_GOAL OF THE EXERCISE_: Leave out the pictures and restate the rest of the data exactly.

(Figure record extracts)

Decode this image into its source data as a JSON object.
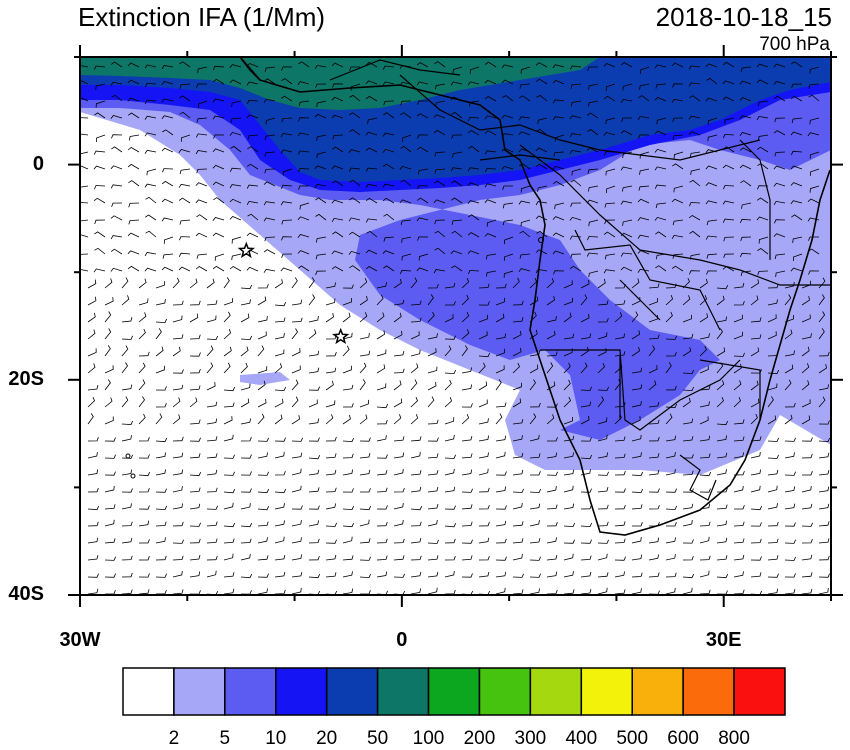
{
  "title": {
    "left": "Extinction IFA (1/Mm)",
    "right": "2018-10-18_15",
    "level": "700 hPa"
  },
  "axes": {
    "x_ticks": [
      {
        "label": "30W",
        "lon": -30
      },
      {
        "label": "0",
        "lon": 0
      },
      {
        "label": "30E",
        "lon": 30
      }
    ],
    "y_ticks": [
      {
        "label": "0",
        "lat": 0
      },
      {
        "label": "20S",
        "lat": -20
      },
      {
        "label": "40S",
        "lat": -40
      }
    ],
    "lon_range": [
      -30,
      40
    ],
    "lat_range": [
      -40,
      10
    ]
  },
  "colorbar": {
    "labels": [
      "2",
      "5",
      "10",
      "20",
      "50",
      "100",
      "200",
      "300",
      "400",
      "500",
      "600",
      "800"
    ],
    "colors": [
      "#ffffff",
      "#a7a7f7",
      "#5c5cf2",
      "#1414f5",
      "#0b3db0",
      "#0e7666",
      "#0ca61f",
      "#45c30e",
      "#a5d80f",
      "#f3f20a",
      "#f9b00a",
      "#fb6b0b",
      "#fb1010"
    ]
  },
  "markers": [
    {
      "name": "star-marker",
      "lon": -14.5,
      "lat": -8
    },
    {
      "name": "star-marker",
      "lon": -5.7,
      "lat": -16
    }
  ],
  "legend_colors": {
    "white": "#ffffff",
    "light": "#a7a7f7",
    "medium": "#5c5cf2",
    "dark": "#1414f5",
    "navy": "#0b3db0",
    "teal": "#0e7666"
  }
}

_EXPECTED ANSWER_:
Decode this image into its source data as a JSON object.
{
  "title": {
    "left": "Extinction IFA (1/Mm)",
    "right": "2018-10-18_15",
    "level": "700 hPa"
  },
  "axes": {
    "x_ticks": [
      {
        "label": "30W",
        "lon": -30
      },
      {
        "label": "0",
        "lon": 0
      },
      {
        "label": "30E",
        "lon": 30
      }
    ],
    "y_ticks": [
      {
        "label": "0",
        "lat": 0
      },
      {
        "label": "20S",
        "lat": -20
      },
      {
        "label": "40S",
        "lat": -40
      }
    ],
    "lon_range": [
      -30,
      40
    ],
    "lat_range": [
      -40,
      10
    ]
  },
  "colorbar": {
    "labels": [
      "2",
      "5",
      "10",
      "20",
      "50",
      "100",
      "200",
      "300",
      "400",
      "500",
      "600",
      "800"
    ],
    "colors": [
      "#ffffff",
      "#a7a7f7",
      "#5c5cf2",
      "#1414f5",
      "#0b3db0",
      "#0e7666",
      "#0ca61f",
      "#45c30e",
      "#a5d80f",
      "#f3f20a",
      "#f9b00a",
      "#fb6b0b",
      "#fb1010"
    ]
  },
  "markers": [
    {
      "name": "star-marker",
      "lon": -14.5,
      "lat": -8
    },
    {
      "name": "star-marker",
      "lon": -5.7,
      "lat": -16
    }
  ],
  "legend_colors": {
    "white": "#ffffff",
    "light": "#a7a7f7",
    "medium": "#5c5cf2",
    "dark": "#1414f5",
    "navy": "#0b3db0",
    "teal": "#0e7666"
  }
}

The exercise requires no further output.